**The tasks:**
(a) From the passage on polarimetric radar measurements of ground clutter, list every literature reference cited in the paragraph that begins "We devote much space to the backscatter differential phase."
(b) Resume the passage on polarimetric radar measurements of ground clutter, writing what comes right after its final sentence, "Measurements presented herein fill this gap."

The span of the copolar cross-correlation coefficient values from clutter is not well established although it is accepted that it is larger than the span from rain and the mean is smaller (Ryzhkov et al. 1994; Illingworth 2004). Large variations have been reported at incidence angles (i.e., angle subtended between the ray from the radar to the ground and local vertical at the ground) of about 50° (Skriver et al. 1999).
We devote much space to the backscatter differential phase because it turns out that this variable identifies clutter very well and its mean value provides a good estimate of the system’s total differential phase. This phase is needed to properly set the phase unwrapping interval (Zahrai and Zrnić 1993) for differential phase measurement. The backscatter differential phase is considered a secondary polarimetric variable of lesser importance for precipitation measurements than is the (forward) specific differential phase or differential reflectivity. This is because the backscatter differential phase is seldom significant. Further, it is hard to sort out the artifacts and separate the propagation differential phase. At 11-cm wavelength the precipitation types that can cause appreciable backscatter differential phase are hail (Balakrishnan and Zrnić 1990) and perhaps large wet aggregates (Zrnić et al. 1993). Insects and birds, however, produce substantial backscatter differential phase; the one from birds is considerably larger (Ryzhkov and Zrnic 1998). Therefore, to separate the two and possibly identify hail, the system differential phase must be known.
The backscatter differential phase of clutter is highly variable and only a few attempts, at large incidence angles [∼50° to 70°; Sarabandi (1992); Skriver et al. (1999)], have been made to characterize its distribution. Some authors suggest that distribution of the backscatter differential phase from natural scatterers is centered on zero and that man-made objects often act as corner reflectors causing a 180° shift (van Zyl 1989).
Very little information exists in the literature on the properties of the co-cross-polar correlation coefficient and its phase from ground clutter at high incidence angles typical of weather surveillance radars [Long (2001) has a table and two graphs]. Measurements presented herein fill this gap.

Data items

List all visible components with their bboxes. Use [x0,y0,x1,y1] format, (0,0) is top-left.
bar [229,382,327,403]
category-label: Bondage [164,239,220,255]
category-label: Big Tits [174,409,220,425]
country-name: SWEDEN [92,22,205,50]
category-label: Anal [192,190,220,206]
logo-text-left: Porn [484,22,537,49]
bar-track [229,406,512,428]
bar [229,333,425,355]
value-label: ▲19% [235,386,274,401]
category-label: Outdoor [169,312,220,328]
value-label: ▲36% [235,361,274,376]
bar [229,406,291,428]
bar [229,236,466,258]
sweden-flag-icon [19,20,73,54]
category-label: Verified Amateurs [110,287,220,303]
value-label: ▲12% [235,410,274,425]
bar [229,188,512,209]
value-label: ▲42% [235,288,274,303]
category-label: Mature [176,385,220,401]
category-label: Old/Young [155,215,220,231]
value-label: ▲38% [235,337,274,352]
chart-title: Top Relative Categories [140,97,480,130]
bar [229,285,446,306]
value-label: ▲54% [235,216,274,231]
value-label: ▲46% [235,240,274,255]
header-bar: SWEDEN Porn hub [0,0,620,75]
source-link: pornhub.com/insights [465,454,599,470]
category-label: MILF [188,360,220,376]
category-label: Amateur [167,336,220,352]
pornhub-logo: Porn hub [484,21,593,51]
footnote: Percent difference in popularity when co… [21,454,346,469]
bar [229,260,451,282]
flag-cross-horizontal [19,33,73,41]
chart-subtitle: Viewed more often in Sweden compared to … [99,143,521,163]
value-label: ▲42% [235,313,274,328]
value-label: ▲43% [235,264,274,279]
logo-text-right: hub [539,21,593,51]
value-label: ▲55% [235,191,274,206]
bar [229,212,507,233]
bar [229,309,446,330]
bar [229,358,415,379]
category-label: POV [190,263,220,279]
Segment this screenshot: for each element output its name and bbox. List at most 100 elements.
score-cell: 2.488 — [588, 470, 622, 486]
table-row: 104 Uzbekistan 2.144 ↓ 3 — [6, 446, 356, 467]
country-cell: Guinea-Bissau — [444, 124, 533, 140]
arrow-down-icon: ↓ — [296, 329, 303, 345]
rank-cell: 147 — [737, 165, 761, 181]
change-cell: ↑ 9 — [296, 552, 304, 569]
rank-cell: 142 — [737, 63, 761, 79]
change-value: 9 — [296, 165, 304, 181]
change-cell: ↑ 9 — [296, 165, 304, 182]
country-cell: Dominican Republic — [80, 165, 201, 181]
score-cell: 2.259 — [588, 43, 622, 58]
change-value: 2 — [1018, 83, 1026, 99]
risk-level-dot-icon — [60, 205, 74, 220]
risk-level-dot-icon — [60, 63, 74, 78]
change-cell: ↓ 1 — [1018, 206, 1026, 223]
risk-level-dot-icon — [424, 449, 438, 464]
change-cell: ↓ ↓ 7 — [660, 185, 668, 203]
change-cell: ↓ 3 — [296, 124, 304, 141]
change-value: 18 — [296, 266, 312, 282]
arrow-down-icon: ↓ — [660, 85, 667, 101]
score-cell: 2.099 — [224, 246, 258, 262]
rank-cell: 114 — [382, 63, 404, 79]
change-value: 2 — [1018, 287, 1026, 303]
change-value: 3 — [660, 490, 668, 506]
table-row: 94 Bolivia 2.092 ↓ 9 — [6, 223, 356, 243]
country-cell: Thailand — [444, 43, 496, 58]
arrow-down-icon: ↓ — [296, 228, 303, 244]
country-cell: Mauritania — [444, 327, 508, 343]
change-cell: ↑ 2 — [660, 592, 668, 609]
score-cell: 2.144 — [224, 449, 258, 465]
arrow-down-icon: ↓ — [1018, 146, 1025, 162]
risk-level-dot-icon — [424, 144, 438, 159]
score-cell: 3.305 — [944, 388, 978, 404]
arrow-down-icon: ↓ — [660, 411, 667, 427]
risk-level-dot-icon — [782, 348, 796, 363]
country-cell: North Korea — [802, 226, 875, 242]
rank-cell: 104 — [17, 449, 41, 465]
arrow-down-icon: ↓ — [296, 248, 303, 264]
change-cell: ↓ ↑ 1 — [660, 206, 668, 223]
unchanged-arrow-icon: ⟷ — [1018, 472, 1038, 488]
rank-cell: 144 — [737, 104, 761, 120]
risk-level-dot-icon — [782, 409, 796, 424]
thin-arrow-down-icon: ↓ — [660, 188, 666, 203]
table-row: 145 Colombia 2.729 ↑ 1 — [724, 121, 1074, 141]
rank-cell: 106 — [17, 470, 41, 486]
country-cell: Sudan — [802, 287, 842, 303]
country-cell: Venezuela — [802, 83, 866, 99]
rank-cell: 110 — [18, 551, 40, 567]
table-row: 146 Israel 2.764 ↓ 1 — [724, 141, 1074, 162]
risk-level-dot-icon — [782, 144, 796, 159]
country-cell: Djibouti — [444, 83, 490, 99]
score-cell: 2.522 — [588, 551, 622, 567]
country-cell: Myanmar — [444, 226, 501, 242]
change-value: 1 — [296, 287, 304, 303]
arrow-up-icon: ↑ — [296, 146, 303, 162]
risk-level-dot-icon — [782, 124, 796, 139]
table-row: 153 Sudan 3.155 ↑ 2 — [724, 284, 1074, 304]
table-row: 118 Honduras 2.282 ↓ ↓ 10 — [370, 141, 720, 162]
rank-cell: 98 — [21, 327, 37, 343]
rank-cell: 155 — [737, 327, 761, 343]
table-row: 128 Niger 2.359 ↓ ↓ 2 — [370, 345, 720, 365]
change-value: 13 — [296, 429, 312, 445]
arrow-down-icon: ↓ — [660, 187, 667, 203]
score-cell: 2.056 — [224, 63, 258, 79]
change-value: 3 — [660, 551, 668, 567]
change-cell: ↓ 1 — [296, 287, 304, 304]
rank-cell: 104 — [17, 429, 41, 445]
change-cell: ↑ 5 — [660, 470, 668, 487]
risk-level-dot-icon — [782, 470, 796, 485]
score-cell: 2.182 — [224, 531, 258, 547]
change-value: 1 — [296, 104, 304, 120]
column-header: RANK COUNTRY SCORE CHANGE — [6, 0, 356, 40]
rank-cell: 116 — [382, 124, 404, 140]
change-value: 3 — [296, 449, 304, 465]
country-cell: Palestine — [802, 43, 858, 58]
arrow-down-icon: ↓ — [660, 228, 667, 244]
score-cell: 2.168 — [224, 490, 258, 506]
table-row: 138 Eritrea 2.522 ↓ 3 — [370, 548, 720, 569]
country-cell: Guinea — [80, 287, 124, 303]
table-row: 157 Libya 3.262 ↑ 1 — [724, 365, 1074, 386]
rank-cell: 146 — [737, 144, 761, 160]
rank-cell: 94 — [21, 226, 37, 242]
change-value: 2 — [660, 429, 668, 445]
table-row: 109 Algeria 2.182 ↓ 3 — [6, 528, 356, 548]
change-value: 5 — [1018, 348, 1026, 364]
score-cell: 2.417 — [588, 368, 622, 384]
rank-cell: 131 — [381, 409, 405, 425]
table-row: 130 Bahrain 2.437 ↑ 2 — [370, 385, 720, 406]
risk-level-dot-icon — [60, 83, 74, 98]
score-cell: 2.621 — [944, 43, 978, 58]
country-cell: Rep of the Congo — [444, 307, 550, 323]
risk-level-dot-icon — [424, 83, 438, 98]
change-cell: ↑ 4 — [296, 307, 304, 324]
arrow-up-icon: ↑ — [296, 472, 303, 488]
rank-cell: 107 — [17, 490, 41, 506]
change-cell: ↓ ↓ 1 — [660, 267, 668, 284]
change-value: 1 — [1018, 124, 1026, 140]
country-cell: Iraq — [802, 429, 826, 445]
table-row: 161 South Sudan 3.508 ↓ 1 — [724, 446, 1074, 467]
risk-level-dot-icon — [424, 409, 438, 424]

**Final answers:**
(a)
Zahrai and Zrnić 1993
Balakrishnan and Zrnić 1990
Zrnić et al. 1993
Ryzhkov and Zrnic 1998

(b)
The national WSR-88D network of weather radars will be enhanced with dual-polarization capability in about 2010. For several reasons the chosen polarimetric technique consists of simultaneous transmission and reception of horizontally and vertically (SHV) polarized waves (Doviak et al. 2000). This scheme has been tested at the National Severe Storms Laboratory (NSSL) on the National Ocean and Atmospheric Administration’s research and development WSR-88D [at the Norman, Oklahoma (KOUN), station] radar (Ryzhkov et al. 2005). The radar also has a mode for transmitting horizontal polarization and receiving both the strong copolar component (H) and the weak cross-polar component (V); in short we refer to this mode as the linear depolarization ratio (LDR) mode.
The challenge for the SHV scheme is the proper calibration of differential reflectivity and the determination of the total system differential phase. This challenge is not nearly as daunting in a research environment as it is in operations where it may not be practical to depend on precipitation for calibrating these variables. Imagine the difficulty if one had to wait for the first precipitation at every one of the 150 plus WSR-88D sites to determine the differential phase of the radar. Our experience with the KOUN radar is that the system differential phase slowly drifts over about a 10° interval. The likely cause is in the active components of the two receivers. We expect larger random variation of the system differential phase from radar to radar. Thus, it is very desirable to have a simple way of estimating the total differential phase such that it can be made on individual radars at the time of retrofit. One attractive way, advocated herein, is from measurements of ground clutter.
To start we review the relevant theory and contrast polarimetric measurements of clutter in the SHV mode with values measured in the alternate H, V mode (Bringi and Chandrasekar 2001). In section 3 we present and analyze several histograms of correlation coefficients and differential phase from ground clutter and contrast these to those from precipitation. Suggestions on how to determine transmitted and received differential phases from such histograms are included.
2. Correlation coefficients
Pertinent relations between backscattering coefficients and estimates of copolar and cross-polar correlation coefficients and their phases are briefly reviewed. Emphasis is placed on the SHV mode of measurement, which is contrasted with the alternate H, V mode of measurements (Doviak et al. 2000).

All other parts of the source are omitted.